Stored records:
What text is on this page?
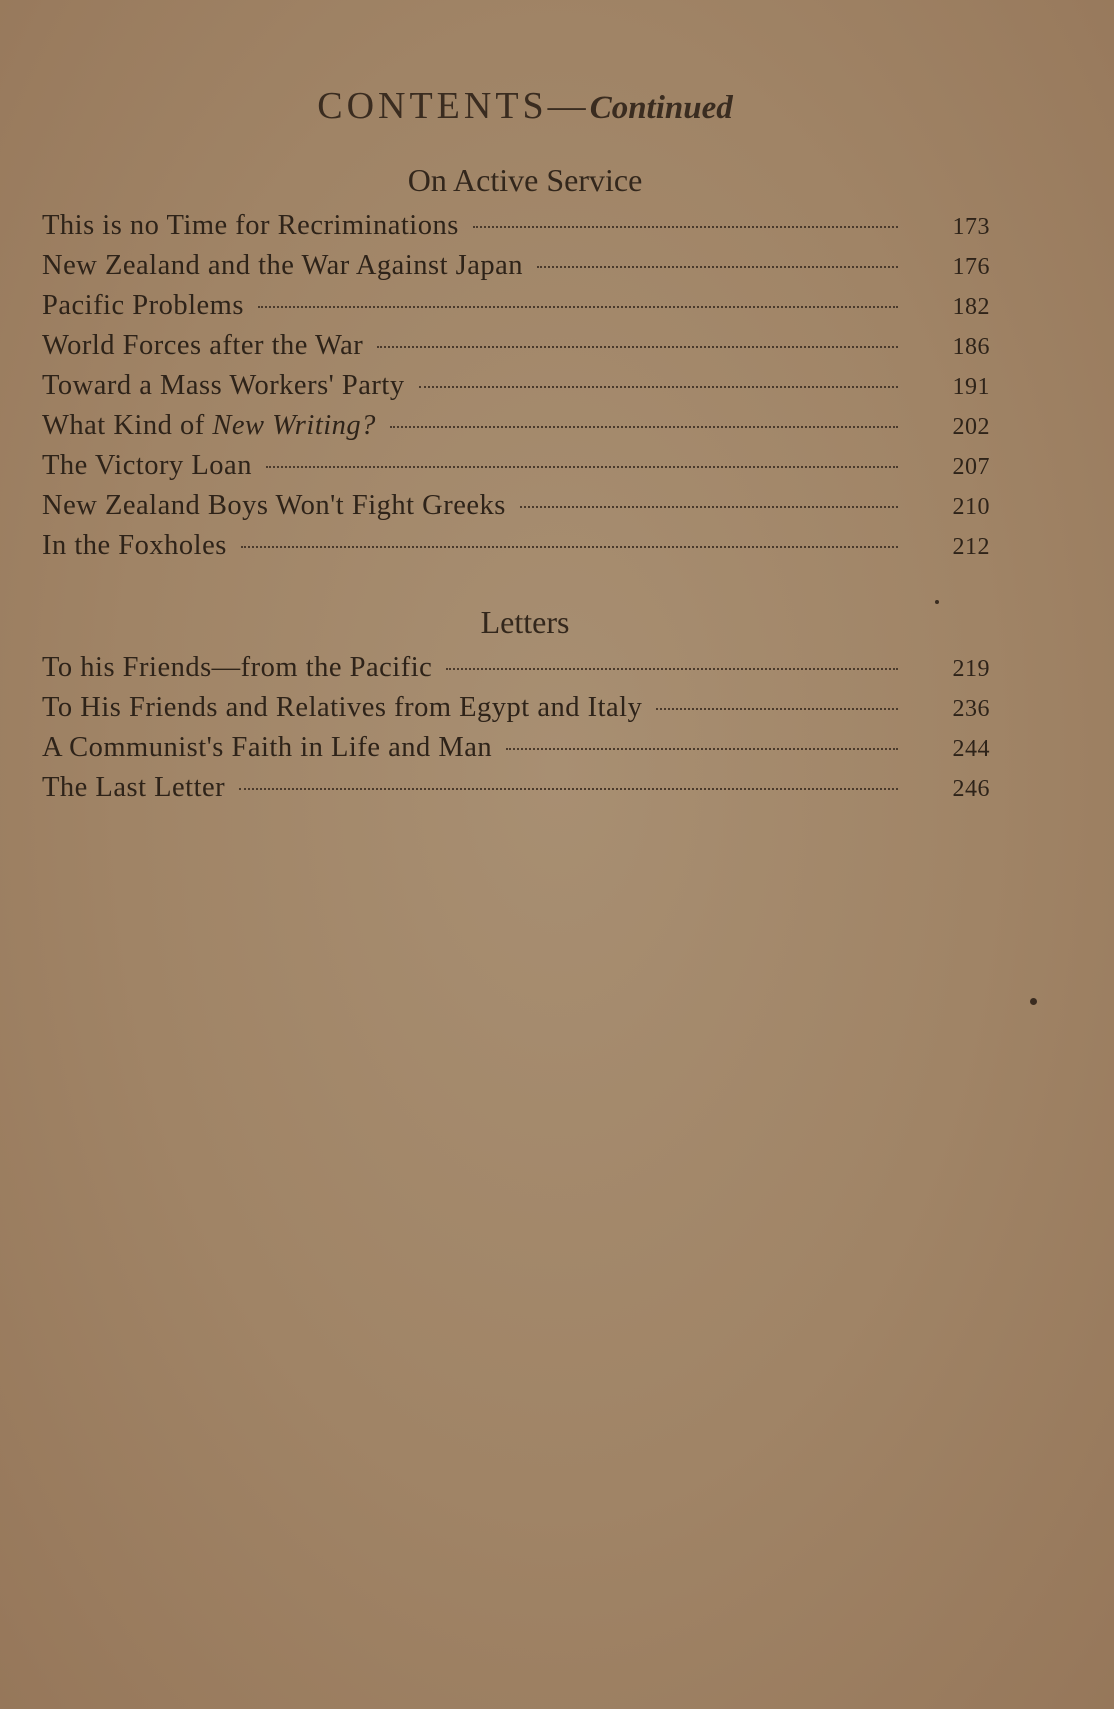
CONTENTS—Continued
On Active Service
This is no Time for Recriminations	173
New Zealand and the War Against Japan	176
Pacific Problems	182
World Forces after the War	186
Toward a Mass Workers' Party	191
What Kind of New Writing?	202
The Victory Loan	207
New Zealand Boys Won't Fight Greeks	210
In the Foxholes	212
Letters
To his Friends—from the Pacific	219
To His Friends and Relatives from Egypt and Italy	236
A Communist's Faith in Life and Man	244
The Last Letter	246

...

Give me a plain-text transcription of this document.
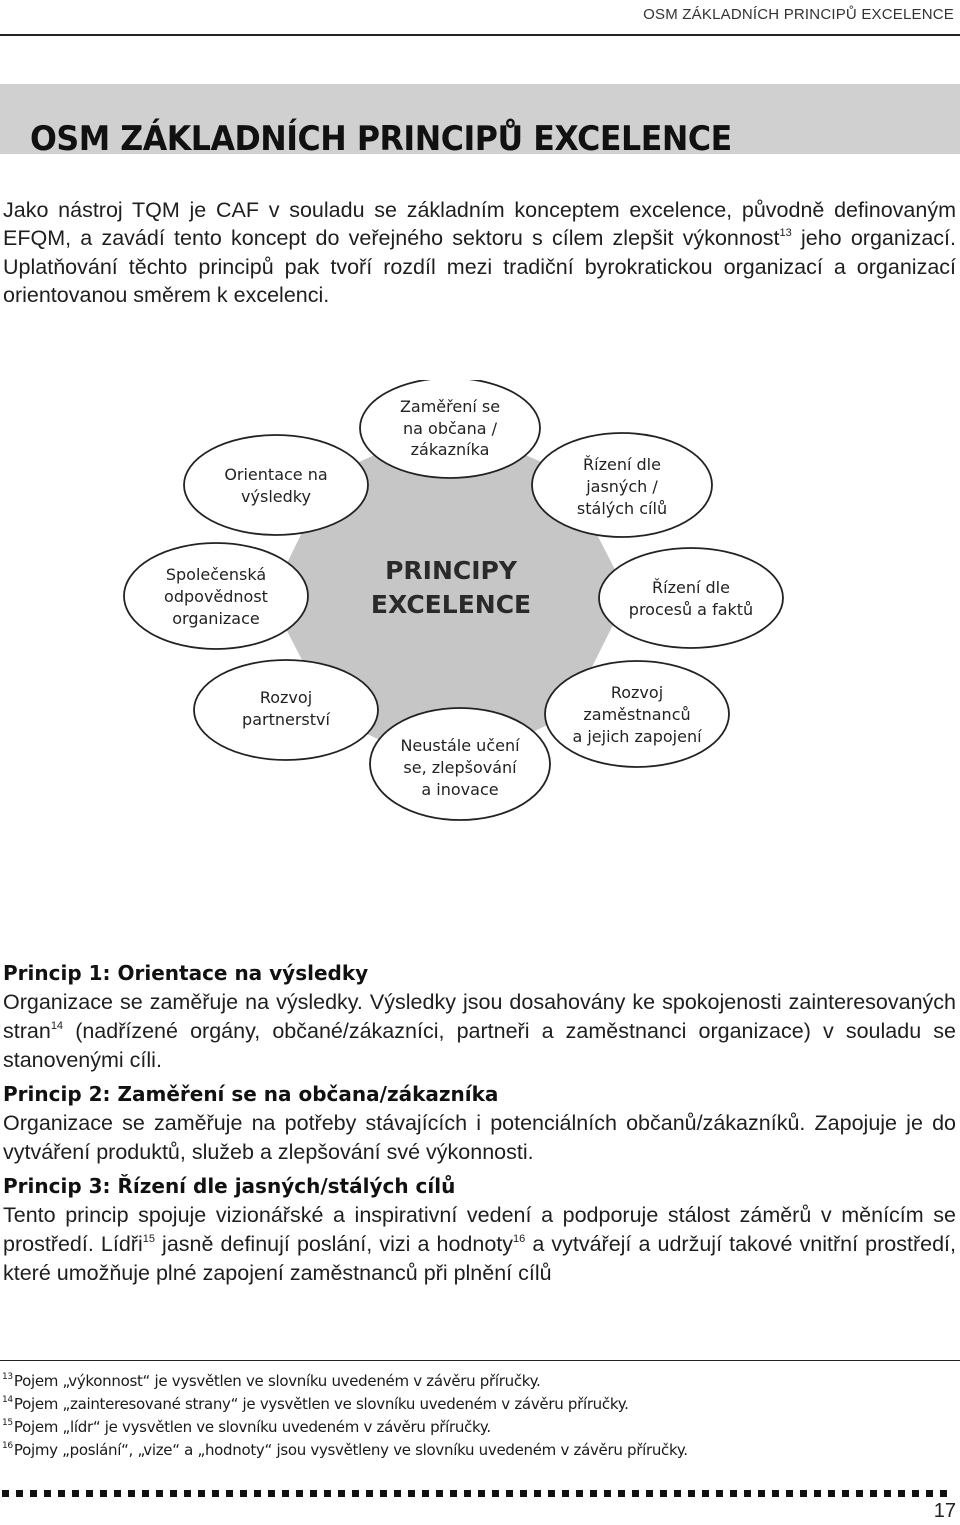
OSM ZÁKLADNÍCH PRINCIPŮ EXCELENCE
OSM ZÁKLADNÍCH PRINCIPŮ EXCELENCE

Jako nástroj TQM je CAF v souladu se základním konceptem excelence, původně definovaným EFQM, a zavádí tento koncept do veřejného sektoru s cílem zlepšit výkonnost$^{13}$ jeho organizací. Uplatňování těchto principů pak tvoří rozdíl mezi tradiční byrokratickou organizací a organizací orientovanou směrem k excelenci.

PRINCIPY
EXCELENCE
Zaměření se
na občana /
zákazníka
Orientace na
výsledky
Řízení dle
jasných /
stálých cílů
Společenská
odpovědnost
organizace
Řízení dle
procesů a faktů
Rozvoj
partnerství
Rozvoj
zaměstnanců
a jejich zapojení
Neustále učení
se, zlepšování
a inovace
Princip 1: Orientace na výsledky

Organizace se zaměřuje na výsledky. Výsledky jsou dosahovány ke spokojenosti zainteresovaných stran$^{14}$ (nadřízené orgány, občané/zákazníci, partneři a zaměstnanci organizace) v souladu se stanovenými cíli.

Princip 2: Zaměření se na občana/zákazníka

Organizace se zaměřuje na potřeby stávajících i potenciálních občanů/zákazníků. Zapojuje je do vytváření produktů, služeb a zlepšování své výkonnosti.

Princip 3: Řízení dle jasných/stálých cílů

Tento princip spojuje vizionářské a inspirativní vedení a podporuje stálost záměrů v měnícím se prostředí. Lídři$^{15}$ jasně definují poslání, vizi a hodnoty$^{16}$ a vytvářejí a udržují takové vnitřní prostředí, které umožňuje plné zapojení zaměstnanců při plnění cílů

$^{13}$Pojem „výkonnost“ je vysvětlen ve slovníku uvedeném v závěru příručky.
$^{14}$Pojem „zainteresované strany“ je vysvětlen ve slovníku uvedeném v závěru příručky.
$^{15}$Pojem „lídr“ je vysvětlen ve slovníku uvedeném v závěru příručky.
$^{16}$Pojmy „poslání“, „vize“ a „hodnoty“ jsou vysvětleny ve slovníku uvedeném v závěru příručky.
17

§ **WORK REQUIRED**
Find every line above that contains the word "Orientace", and return each one.

§ **ANSWER TO THE PROBLEM**
Orientace na
Princip 1: Orientace na výsledky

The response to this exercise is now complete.